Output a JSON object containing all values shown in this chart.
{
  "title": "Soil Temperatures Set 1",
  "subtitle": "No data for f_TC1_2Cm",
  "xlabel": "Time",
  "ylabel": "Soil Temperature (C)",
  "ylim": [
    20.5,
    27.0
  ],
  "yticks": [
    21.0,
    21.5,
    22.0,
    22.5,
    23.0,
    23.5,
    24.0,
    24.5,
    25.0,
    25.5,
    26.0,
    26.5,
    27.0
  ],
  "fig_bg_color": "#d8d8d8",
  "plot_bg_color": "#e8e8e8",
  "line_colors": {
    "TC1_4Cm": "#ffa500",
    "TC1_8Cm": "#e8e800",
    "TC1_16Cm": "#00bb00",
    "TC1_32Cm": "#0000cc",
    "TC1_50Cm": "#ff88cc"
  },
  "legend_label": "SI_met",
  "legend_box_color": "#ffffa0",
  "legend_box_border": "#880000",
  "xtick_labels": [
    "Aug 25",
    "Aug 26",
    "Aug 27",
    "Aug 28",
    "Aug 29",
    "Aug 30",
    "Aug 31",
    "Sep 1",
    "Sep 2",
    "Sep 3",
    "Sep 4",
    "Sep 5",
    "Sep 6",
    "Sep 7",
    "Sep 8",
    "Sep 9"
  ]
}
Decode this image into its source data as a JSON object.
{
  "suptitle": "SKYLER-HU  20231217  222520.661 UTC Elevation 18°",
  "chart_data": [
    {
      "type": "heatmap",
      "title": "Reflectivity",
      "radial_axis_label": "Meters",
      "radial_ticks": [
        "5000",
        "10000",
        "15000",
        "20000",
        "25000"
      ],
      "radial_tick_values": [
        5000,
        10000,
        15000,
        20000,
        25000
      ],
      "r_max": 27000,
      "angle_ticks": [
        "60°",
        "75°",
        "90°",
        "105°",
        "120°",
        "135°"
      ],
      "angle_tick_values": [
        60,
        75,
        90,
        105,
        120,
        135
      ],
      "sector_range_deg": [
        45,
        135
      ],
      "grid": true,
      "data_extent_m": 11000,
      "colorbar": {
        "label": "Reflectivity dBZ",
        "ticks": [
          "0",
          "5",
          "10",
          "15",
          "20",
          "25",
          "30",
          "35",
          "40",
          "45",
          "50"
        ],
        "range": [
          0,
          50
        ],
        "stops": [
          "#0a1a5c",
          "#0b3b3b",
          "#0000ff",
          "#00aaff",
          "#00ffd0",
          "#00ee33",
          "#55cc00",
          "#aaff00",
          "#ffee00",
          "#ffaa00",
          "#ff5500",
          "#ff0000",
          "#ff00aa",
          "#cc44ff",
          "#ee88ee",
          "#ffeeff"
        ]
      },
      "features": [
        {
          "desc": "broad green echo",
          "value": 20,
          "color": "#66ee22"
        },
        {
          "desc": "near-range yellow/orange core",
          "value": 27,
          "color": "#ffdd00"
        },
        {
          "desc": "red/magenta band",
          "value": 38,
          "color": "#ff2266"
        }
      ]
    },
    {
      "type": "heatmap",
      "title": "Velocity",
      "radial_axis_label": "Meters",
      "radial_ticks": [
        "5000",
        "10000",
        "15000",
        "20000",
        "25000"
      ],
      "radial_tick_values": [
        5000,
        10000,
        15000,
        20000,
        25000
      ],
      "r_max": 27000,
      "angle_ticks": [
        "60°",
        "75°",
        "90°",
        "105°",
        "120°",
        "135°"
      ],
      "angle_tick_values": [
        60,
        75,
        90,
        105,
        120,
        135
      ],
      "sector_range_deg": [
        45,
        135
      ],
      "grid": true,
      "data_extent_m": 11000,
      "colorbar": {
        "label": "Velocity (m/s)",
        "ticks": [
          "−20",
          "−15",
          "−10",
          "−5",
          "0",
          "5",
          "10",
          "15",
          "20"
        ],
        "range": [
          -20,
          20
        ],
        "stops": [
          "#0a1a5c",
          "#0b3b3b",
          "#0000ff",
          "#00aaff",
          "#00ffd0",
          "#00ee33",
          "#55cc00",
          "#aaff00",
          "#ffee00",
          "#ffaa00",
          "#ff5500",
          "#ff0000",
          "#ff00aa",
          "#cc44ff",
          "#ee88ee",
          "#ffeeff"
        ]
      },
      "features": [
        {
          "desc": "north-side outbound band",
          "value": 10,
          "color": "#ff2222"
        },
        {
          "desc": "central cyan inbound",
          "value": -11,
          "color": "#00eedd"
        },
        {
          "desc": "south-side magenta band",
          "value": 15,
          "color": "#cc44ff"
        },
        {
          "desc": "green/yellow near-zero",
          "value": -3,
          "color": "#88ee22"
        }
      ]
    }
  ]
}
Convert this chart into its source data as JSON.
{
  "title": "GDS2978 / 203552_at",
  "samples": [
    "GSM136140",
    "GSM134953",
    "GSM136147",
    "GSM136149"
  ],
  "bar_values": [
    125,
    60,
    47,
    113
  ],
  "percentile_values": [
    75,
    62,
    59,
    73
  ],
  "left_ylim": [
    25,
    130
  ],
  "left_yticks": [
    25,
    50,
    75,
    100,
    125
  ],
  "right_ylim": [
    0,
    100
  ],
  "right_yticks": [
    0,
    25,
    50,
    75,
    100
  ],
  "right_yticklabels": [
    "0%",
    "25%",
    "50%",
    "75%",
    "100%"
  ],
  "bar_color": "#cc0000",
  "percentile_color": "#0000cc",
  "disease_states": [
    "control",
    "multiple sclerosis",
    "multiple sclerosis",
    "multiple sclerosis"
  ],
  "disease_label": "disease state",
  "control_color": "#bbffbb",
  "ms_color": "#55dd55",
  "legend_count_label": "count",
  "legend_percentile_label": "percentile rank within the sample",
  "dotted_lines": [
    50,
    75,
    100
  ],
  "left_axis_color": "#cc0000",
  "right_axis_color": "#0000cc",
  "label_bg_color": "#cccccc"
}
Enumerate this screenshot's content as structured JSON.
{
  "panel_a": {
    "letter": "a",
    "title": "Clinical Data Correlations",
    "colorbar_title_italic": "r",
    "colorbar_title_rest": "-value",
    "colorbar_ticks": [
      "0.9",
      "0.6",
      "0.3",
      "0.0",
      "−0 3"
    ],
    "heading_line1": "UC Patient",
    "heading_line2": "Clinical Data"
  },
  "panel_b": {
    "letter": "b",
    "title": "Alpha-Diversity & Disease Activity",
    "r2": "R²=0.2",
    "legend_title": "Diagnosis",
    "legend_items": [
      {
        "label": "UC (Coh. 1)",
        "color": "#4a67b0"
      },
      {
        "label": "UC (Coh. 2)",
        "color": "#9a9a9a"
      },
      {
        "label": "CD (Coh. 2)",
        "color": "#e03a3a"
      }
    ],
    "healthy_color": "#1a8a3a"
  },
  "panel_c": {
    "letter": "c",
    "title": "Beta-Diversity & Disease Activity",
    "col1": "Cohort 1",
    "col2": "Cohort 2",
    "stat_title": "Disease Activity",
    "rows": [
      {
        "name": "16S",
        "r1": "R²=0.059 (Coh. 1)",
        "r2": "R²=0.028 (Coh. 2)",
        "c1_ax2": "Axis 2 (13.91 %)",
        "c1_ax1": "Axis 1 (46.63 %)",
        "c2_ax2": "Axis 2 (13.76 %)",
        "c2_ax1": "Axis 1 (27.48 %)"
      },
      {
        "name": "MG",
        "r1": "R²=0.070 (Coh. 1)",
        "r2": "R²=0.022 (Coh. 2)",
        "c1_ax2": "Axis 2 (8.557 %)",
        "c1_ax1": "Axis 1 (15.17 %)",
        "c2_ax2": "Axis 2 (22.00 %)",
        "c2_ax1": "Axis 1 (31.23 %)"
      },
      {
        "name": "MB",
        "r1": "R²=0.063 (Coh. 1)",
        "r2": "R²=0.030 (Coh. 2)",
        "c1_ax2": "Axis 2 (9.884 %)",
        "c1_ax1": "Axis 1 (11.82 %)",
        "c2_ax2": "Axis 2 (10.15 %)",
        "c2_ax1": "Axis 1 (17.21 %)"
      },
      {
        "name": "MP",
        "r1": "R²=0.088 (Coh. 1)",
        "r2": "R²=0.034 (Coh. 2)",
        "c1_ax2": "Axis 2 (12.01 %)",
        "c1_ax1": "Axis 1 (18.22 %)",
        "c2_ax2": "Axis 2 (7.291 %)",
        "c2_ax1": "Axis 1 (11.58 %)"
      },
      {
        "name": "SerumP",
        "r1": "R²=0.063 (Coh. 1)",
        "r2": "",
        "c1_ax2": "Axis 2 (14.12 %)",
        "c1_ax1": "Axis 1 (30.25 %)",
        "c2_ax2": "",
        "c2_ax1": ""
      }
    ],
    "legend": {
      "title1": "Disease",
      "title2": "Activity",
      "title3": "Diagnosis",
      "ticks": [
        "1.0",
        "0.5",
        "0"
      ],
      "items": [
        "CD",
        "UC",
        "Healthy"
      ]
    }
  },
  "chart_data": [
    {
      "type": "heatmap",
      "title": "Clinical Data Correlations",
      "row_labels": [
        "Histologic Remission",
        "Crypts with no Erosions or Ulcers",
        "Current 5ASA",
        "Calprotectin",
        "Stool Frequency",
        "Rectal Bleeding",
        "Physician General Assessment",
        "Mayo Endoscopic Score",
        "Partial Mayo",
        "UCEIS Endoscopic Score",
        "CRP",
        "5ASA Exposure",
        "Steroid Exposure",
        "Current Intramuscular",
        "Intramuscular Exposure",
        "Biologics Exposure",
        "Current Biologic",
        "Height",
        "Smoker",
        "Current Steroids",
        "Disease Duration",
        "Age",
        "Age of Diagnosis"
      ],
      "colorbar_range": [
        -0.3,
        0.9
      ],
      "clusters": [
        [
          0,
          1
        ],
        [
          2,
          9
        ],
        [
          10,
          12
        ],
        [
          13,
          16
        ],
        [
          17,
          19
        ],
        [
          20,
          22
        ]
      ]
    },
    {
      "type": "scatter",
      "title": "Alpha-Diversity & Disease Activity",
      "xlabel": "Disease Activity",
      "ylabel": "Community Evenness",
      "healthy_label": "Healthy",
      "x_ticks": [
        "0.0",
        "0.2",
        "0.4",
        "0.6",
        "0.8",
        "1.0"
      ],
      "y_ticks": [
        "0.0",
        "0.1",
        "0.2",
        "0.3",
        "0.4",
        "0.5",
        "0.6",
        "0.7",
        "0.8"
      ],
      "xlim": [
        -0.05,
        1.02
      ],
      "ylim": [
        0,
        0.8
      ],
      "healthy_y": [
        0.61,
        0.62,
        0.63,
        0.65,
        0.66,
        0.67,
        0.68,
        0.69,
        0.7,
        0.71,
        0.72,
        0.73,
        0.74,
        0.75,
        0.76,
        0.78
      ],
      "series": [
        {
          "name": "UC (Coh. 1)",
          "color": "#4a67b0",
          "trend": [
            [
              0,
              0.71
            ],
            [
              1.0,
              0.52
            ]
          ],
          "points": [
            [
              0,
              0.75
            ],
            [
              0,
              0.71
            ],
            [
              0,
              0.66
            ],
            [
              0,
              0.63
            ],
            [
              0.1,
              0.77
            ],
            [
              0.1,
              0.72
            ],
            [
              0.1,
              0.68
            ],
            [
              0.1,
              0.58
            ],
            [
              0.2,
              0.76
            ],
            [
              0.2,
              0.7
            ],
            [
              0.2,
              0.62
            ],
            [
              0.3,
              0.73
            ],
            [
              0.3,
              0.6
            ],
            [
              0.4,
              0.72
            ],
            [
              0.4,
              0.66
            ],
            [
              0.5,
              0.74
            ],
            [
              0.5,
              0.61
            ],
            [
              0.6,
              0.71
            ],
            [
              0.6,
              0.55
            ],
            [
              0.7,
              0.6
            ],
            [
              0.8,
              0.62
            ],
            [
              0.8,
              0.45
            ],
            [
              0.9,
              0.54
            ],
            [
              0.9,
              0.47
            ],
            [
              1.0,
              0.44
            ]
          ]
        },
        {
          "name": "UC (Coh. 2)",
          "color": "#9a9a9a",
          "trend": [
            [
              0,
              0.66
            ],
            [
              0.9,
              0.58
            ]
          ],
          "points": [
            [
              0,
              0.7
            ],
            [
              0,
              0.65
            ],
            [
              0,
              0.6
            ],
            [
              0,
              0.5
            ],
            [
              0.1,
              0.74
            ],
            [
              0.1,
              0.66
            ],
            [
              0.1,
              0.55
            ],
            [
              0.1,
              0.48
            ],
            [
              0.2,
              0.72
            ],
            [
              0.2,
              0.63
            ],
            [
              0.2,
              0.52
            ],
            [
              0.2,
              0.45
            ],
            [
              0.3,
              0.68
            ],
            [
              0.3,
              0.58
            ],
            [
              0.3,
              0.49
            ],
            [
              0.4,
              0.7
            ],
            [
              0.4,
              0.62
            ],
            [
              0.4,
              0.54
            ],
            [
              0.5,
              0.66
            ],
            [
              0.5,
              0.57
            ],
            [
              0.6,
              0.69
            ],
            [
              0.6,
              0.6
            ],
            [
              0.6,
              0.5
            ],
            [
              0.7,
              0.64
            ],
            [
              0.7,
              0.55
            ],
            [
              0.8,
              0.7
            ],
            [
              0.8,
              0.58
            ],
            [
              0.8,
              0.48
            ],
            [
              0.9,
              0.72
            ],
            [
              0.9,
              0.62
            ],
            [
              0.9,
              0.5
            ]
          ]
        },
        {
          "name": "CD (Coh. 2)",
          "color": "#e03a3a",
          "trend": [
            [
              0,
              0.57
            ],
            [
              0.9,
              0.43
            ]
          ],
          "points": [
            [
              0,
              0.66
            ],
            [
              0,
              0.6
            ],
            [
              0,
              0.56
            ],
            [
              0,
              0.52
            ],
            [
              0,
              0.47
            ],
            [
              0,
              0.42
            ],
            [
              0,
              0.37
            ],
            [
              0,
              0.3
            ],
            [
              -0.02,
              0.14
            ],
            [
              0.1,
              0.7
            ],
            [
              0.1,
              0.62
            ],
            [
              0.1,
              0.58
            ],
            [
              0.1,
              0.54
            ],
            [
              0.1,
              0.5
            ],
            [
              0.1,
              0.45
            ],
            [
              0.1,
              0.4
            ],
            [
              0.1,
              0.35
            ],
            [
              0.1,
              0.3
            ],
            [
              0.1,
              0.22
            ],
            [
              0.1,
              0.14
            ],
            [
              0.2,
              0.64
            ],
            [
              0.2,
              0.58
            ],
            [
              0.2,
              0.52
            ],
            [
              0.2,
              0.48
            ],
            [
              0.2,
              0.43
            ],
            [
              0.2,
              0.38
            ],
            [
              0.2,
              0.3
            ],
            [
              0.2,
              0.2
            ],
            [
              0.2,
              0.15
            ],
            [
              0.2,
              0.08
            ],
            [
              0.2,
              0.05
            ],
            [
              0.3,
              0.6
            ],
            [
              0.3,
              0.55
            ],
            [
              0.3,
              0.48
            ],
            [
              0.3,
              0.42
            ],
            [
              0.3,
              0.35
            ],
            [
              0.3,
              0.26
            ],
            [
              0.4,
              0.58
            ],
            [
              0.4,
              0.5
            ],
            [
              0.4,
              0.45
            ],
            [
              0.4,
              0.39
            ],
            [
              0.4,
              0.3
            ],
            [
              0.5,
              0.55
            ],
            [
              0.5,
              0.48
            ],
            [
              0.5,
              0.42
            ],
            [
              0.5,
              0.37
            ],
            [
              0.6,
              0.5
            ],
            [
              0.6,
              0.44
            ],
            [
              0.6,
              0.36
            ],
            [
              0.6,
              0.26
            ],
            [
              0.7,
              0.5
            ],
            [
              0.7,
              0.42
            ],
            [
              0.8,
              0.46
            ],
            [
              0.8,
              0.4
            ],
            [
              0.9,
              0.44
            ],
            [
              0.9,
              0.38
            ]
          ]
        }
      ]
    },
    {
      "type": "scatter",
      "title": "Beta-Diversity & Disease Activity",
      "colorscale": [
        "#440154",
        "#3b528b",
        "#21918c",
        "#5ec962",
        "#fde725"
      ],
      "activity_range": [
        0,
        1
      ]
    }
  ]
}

━━━━━━━━

* _What the exercise asks_: Go through the lines above. Select every one that has the string "Reflectivity".

* _Solved exercise_:
      "title": "Reflectivity",
        "label": "Reflectivity dBZ",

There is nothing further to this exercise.